▸ **DIRECTIONS**
Copy out each line in the material below that has the word "user".
%%
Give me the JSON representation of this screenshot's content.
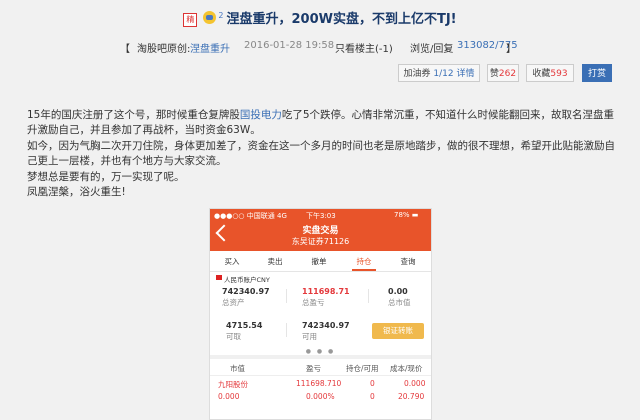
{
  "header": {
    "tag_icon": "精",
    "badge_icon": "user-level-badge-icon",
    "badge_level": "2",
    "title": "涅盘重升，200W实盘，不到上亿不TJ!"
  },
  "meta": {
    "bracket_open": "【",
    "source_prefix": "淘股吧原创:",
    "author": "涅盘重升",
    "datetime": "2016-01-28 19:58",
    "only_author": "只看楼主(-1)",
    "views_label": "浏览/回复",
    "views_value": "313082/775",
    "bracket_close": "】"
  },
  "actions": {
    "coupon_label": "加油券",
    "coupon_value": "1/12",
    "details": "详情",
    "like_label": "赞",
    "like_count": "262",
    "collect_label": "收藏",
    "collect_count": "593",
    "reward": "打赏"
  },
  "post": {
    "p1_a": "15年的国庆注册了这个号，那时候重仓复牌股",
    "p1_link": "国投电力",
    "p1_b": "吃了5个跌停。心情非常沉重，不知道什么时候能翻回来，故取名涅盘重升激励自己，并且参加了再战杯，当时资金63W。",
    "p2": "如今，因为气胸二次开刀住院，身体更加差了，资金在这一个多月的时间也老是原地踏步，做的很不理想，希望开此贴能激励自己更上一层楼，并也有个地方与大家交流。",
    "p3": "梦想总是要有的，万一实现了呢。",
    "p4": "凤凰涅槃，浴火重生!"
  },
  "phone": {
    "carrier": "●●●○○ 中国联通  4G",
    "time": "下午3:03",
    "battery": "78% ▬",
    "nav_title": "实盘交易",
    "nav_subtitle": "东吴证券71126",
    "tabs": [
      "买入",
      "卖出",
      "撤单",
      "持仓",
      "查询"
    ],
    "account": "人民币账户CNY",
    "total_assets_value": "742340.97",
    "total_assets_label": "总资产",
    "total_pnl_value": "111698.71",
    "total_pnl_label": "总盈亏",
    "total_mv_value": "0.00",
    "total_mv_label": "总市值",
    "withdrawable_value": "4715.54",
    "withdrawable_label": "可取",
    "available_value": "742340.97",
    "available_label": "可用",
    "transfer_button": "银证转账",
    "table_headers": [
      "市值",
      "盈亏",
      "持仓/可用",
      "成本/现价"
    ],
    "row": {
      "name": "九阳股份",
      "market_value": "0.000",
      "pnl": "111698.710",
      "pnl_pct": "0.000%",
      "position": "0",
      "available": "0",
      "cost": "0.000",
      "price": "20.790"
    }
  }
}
%%
%%
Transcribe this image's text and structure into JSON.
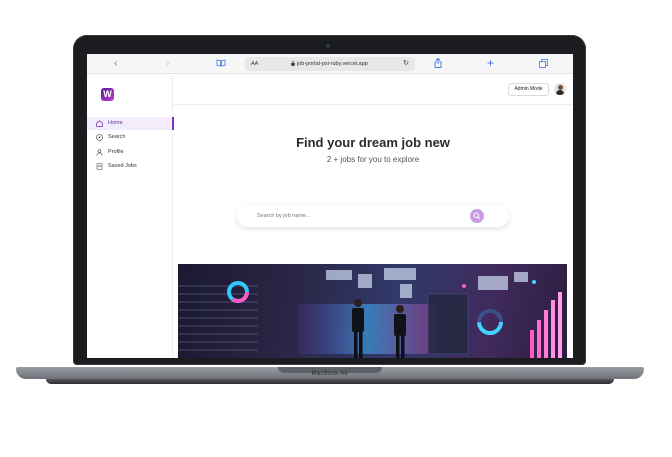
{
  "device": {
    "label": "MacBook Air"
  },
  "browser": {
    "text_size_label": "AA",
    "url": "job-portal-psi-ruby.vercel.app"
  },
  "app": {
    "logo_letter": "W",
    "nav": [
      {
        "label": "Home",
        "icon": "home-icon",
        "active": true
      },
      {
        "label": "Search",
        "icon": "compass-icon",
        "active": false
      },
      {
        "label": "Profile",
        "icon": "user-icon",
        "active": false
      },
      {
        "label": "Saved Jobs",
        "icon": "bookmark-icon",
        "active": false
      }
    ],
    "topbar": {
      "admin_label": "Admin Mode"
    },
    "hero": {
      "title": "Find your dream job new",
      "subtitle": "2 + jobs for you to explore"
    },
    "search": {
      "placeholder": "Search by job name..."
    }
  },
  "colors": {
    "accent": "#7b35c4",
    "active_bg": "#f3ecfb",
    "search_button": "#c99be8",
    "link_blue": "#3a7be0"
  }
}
%%
▸ **OUTPUT FOR THIS TASK**
    "badge_icon": "user-level-badge-icon",
        "icon": "user-icon",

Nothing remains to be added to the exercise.